Input records:
************
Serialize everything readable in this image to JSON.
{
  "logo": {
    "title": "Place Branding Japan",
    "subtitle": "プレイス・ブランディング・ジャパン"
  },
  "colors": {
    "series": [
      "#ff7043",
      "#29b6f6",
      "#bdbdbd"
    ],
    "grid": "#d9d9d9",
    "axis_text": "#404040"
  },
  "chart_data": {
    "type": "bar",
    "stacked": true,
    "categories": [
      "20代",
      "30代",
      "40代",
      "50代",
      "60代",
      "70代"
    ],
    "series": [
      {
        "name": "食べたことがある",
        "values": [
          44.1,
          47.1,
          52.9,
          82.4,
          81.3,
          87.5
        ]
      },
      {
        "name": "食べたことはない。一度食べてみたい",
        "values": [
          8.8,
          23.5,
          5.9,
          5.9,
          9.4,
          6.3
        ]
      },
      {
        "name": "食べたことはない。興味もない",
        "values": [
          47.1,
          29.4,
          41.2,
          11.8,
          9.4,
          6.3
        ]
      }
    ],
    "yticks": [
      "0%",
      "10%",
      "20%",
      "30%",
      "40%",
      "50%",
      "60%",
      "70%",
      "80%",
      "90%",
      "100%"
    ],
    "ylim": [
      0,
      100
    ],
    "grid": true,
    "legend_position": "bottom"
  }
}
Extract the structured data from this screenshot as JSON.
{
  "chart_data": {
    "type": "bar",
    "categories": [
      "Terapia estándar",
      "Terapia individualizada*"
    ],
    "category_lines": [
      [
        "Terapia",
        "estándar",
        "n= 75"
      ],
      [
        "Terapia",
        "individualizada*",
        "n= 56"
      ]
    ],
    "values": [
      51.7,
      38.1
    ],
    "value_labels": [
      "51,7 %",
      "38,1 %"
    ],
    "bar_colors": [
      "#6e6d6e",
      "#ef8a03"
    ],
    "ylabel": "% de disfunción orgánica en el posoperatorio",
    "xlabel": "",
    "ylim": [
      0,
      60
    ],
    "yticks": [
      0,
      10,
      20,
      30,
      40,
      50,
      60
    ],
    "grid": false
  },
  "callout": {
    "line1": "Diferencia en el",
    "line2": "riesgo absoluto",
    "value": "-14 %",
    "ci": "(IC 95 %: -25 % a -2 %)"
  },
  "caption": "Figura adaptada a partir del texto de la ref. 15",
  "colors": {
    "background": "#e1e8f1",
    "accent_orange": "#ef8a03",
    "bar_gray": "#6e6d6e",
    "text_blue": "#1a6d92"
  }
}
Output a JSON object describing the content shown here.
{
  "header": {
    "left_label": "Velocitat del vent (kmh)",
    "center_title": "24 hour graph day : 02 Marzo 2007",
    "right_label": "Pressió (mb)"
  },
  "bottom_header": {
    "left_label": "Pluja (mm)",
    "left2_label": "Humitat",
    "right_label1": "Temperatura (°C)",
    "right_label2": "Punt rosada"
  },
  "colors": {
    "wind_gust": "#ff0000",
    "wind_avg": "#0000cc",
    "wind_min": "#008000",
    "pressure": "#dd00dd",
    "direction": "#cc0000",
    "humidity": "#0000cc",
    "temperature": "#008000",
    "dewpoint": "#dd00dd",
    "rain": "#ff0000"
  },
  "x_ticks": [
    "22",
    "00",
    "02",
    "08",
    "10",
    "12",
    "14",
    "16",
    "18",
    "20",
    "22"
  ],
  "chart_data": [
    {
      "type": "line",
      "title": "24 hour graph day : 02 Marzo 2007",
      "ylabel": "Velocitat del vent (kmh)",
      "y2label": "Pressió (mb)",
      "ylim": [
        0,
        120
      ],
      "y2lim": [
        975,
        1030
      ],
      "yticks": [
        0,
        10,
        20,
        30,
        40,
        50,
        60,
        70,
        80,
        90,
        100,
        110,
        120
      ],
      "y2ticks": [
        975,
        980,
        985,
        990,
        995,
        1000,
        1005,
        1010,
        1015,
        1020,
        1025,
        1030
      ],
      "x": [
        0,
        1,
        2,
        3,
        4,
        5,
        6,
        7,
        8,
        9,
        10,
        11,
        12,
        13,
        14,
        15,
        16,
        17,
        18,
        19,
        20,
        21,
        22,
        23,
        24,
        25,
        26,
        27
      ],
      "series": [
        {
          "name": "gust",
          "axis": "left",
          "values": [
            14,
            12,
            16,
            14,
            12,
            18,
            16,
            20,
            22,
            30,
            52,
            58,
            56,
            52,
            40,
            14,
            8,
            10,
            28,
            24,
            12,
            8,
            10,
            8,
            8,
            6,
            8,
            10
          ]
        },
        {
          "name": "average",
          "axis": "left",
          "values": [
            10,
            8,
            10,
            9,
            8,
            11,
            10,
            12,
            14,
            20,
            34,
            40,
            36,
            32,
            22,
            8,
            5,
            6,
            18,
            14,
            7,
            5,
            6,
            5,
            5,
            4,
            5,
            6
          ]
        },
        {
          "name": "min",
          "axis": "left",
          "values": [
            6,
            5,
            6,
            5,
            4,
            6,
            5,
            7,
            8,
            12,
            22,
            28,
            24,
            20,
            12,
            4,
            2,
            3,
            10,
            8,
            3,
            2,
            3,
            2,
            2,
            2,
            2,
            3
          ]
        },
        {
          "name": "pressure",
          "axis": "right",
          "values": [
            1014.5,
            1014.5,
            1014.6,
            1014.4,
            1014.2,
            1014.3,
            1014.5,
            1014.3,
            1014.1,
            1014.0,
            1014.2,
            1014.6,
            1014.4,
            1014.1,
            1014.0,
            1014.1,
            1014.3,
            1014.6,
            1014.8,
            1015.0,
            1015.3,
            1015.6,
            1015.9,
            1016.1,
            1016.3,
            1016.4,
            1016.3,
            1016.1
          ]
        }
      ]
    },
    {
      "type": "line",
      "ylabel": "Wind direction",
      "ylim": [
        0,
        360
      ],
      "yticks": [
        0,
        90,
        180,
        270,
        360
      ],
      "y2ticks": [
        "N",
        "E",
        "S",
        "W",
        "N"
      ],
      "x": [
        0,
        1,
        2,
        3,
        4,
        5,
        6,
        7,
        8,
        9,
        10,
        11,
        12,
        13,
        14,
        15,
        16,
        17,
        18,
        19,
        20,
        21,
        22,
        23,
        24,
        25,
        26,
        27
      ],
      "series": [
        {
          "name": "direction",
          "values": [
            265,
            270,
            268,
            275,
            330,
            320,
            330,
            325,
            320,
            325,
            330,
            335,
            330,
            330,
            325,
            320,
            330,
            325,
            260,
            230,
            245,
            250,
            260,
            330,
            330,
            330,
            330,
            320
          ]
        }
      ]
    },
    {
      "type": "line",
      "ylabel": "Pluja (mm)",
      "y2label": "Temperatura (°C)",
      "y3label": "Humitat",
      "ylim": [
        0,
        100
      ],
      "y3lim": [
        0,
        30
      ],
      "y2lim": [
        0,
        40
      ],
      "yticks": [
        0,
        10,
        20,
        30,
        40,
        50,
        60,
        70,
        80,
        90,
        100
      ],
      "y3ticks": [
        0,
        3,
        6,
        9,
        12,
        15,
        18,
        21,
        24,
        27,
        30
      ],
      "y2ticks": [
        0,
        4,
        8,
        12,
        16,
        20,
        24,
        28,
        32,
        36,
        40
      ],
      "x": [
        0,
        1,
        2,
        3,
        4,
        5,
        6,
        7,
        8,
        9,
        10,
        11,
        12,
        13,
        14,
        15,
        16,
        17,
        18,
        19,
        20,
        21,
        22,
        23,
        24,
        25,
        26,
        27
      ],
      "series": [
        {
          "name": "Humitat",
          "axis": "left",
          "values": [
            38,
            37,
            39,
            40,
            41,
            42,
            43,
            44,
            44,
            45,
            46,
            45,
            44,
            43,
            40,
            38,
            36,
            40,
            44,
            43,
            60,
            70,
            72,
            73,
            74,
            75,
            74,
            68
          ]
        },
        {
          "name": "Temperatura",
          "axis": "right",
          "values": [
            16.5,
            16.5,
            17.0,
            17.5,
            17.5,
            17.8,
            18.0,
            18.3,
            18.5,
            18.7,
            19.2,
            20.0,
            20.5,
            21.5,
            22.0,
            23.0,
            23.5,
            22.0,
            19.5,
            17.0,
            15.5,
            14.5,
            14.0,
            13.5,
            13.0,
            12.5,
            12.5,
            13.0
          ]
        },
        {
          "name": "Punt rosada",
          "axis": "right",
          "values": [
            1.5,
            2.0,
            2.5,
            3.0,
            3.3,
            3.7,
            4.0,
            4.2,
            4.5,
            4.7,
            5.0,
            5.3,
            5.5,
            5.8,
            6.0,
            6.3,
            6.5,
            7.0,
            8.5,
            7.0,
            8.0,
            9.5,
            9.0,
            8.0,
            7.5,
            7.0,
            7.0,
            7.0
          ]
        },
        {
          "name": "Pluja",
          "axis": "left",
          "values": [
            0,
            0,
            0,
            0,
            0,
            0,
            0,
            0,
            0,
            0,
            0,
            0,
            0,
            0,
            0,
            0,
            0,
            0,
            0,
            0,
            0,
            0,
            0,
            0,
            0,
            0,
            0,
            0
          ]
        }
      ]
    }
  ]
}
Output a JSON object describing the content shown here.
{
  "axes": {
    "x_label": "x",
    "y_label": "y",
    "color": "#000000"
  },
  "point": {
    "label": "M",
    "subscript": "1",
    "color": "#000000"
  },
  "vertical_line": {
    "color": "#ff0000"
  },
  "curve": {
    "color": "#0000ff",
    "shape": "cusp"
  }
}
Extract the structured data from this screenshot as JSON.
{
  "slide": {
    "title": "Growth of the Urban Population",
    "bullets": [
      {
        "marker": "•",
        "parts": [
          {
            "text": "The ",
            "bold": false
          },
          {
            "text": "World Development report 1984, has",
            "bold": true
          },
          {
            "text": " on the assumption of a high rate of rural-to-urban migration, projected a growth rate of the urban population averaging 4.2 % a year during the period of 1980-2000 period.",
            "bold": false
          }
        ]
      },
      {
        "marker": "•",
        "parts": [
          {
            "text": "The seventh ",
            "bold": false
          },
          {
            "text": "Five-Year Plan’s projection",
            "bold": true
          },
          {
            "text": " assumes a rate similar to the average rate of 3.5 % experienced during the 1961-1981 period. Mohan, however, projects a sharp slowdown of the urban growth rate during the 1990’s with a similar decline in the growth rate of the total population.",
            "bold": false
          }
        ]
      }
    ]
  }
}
************
Aim:
Report how many lines hold the string "during", giving the number and nothing else.

Exercise response:
2